#### DATASET RECORDS:
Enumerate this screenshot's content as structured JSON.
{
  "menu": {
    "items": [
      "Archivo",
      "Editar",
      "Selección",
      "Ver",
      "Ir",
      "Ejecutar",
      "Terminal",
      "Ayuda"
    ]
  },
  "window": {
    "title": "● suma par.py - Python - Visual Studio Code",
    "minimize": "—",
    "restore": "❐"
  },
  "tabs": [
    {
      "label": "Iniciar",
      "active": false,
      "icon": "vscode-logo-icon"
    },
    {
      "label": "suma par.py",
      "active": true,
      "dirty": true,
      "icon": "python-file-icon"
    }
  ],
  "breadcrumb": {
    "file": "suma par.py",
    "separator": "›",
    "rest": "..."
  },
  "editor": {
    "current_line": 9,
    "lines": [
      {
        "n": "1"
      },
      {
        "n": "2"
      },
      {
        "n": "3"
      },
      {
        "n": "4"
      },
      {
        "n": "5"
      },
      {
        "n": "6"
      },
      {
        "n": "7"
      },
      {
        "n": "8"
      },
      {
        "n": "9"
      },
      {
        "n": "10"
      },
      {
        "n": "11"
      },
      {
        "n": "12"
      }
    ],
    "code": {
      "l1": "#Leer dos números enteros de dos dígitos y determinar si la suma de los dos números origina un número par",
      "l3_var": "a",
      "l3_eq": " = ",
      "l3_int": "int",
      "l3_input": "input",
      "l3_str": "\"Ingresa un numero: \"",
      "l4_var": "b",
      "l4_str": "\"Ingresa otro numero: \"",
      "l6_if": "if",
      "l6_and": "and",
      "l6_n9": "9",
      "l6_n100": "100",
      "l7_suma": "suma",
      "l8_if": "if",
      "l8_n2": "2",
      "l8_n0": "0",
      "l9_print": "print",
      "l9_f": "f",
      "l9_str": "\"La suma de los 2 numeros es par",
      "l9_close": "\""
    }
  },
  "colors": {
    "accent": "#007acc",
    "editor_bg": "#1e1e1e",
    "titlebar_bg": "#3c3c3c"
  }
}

#### EXERCISE DETAILS:
Write out the entries above once more, without altering anything.

#### COMPLETED EXERCISE:
Enumerate this screenshot's content as structured JSON.
{
  "menu": {
    "items": [
      "Archivo",
      "Editar",
      "Selección",
      "Ver",
      "Ir",
      "Ejecutar",
      "Terminal",
      "Ayuda"
    ]
  },
  "window": {
    "title": "● suma par.py - Python - Visual Studio Code",
    "minimize": "—",
    "restore": "❐"
  },
  "tabs": [
    {
      "label": "Iniciar",
      "active": false,
      "icon": "vscode-logo-icon"
    },
    {
      "label": "suma par.py",
      "active": true,
      "dirty": true,
      "icon": "python-file-icon"
    }
  ],
  "breadcrumb": {
    "file": "suma par.py",
    "separator": "›",
    "rest": "..."
  },
  "editor": {
    "current_line": 9,
    "lines": [
      {
        "n": "1"
      },
      {
        "n": "2"
      },
      {
        "n": "3"
      },
      {
        "n": "4"
      },
      {
        "n": "5"
      },
      {
        "n": "6"
      },
      {
        "n": "7"
      },
      {
        "n": "8"
      },
      {
        "n": "9"
      },
      {
        "n": "10"
      },
      {
        "n": "11"
      },
      {
        "n": "12"
      }
    ],
    "code": {
      "l1": "#Leer dos números enteros de dos dígitos y determinar si la suma de los dos números origina un número par",
      "l3_var": "a",
      "l3_eq": " = ",
      "l3_int": "int",
      "l3_input": "input",
      "l3_str": "\"Ingresa un numero: \"",
      "l4_var": "b",
      "l4_str": "\"Ingresa otro numero: \"",
      "l6_if": "if",
      "l6_and": "and",
      "l6_n9": "9",
      "l6_n100": "100",
      "l7_suma": "suma",
      "l8_if": "if",
      "l8_n2": "2",
      "l8_n0": "0",
      "l9_print": "print",
      "l9_f": "f",
      "l9_str": "\"La suma de los 2 numeros es par",
      "l9_close": "\""
    }
  },
  "colors": {
    "accent": "#007acc",
    "editor_bg": "#1e1e1e",
    "titlebar_bg": "#3c3c3c"
  }
}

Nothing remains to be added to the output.